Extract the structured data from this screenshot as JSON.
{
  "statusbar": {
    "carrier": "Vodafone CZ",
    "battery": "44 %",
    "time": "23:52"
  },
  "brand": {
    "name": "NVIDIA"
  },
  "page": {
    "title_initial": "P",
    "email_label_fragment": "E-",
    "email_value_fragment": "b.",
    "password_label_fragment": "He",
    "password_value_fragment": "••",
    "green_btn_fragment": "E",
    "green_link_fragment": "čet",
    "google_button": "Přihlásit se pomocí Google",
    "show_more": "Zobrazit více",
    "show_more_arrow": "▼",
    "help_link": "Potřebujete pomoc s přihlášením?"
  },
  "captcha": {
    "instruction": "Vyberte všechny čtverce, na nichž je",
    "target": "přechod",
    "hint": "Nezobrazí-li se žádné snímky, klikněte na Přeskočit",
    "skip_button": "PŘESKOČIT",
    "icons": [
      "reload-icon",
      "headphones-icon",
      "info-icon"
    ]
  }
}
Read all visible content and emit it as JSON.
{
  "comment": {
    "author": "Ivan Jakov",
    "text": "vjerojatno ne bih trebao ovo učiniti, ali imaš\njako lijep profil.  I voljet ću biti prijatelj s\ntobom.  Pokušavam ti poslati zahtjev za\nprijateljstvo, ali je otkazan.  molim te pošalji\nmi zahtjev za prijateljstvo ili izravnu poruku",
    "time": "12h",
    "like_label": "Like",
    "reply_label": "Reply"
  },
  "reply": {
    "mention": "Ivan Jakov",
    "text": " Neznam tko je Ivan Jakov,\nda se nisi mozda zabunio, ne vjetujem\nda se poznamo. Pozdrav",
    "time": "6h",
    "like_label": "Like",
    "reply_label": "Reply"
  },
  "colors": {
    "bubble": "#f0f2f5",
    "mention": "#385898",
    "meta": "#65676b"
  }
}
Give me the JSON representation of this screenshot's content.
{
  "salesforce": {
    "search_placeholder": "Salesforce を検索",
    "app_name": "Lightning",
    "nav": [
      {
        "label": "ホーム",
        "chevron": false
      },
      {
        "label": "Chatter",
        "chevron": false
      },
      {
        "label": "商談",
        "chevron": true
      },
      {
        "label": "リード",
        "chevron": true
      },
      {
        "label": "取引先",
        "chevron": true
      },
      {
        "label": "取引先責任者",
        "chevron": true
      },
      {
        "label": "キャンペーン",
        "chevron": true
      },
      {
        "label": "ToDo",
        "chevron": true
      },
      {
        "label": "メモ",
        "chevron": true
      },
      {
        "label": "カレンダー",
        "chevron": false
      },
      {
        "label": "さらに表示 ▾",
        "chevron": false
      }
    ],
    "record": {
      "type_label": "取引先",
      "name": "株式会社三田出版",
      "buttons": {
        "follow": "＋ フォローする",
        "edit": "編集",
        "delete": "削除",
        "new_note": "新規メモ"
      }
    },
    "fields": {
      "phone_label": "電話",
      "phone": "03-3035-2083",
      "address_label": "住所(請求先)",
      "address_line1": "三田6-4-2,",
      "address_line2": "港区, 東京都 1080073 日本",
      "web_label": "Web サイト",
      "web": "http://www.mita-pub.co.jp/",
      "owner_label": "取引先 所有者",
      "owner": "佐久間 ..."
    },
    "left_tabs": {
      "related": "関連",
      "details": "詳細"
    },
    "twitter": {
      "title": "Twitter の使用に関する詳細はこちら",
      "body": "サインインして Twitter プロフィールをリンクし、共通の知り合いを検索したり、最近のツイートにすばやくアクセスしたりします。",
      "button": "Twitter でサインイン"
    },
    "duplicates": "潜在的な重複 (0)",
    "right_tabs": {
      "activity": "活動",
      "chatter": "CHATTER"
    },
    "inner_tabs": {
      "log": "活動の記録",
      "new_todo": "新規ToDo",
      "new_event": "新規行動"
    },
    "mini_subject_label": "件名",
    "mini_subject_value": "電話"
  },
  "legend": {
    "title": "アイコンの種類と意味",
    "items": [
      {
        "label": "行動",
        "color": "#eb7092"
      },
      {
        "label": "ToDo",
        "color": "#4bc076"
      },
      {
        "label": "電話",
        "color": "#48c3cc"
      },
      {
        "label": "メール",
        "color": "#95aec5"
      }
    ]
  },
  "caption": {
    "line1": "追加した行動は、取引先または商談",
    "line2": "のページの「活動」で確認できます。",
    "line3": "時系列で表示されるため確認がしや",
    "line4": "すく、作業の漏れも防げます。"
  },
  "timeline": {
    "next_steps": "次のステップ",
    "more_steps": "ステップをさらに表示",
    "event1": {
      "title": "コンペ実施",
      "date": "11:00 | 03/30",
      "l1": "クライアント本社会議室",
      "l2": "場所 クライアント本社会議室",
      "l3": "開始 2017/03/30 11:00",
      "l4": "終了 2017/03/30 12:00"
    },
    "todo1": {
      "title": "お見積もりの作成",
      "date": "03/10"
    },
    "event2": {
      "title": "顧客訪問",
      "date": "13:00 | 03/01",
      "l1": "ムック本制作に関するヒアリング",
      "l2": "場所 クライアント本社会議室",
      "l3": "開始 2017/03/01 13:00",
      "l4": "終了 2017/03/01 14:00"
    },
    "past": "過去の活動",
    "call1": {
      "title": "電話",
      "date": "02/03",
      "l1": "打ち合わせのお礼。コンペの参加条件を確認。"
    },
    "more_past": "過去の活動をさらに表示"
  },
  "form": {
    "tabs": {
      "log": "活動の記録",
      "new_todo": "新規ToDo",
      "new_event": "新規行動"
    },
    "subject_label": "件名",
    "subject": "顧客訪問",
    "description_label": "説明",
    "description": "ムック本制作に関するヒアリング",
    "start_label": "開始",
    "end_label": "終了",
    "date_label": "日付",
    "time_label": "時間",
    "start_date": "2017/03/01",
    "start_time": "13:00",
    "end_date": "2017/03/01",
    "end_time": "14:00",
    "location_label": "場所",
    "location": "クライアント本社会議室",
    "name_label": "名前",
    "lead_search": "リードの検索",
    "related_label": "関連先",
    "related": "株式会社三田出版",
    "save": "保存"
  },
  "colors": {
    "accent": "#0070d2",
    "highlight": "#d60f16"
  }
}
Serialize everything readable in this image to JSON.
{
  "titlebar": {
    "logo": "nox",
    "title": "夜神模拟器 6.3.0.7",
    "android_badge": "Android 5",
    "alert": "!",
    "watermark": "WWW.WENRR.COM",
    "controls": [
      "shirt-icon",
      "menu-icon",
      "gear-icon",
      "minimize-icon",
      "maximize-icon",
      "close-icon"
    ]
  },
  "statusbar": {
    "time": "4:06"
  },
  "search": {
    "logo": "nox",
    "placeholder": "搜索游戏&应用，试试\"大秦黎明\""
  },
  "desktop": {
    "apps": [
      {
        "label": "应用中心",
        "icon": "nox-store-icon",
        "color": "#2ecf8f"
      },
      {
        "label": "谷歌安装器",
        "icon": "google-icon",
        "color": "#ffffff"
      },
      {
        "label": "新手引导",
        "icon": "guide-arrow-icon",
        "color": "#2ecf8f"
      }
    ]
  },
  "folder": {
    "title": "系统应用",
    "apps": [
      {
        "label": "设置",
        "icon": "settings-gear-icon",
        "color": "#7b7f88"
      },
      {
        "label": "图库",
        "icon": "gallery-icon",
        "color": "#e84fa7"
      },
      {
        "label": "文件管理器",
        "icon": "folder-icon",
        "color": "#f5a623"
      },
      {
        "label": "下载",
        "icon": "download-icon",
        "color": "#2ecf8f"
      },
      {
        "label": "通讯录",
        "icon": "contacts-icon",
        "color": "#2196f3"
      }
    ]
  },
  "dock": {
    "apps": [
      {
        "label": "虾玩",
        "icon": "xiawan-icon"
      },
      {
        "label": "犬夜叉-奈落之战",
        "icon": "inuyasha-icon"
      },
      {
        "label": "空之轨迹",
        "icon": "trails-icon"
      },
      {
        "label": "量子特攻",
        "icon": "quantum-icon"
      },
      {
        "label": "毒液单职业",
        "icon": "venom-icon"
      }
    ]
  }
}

________________

→ WHAT IS ASKED:
Identify the lines of the entries containing the string "JSON". Copy each such line.

→ WRITTEN REPLY:
Extract the structured data from this screenshot as JSON.
Read all visible content and emit it as JSON.
Give me the JSON representation of this screenshot's content.
Serialize everything readable in this image to JSON.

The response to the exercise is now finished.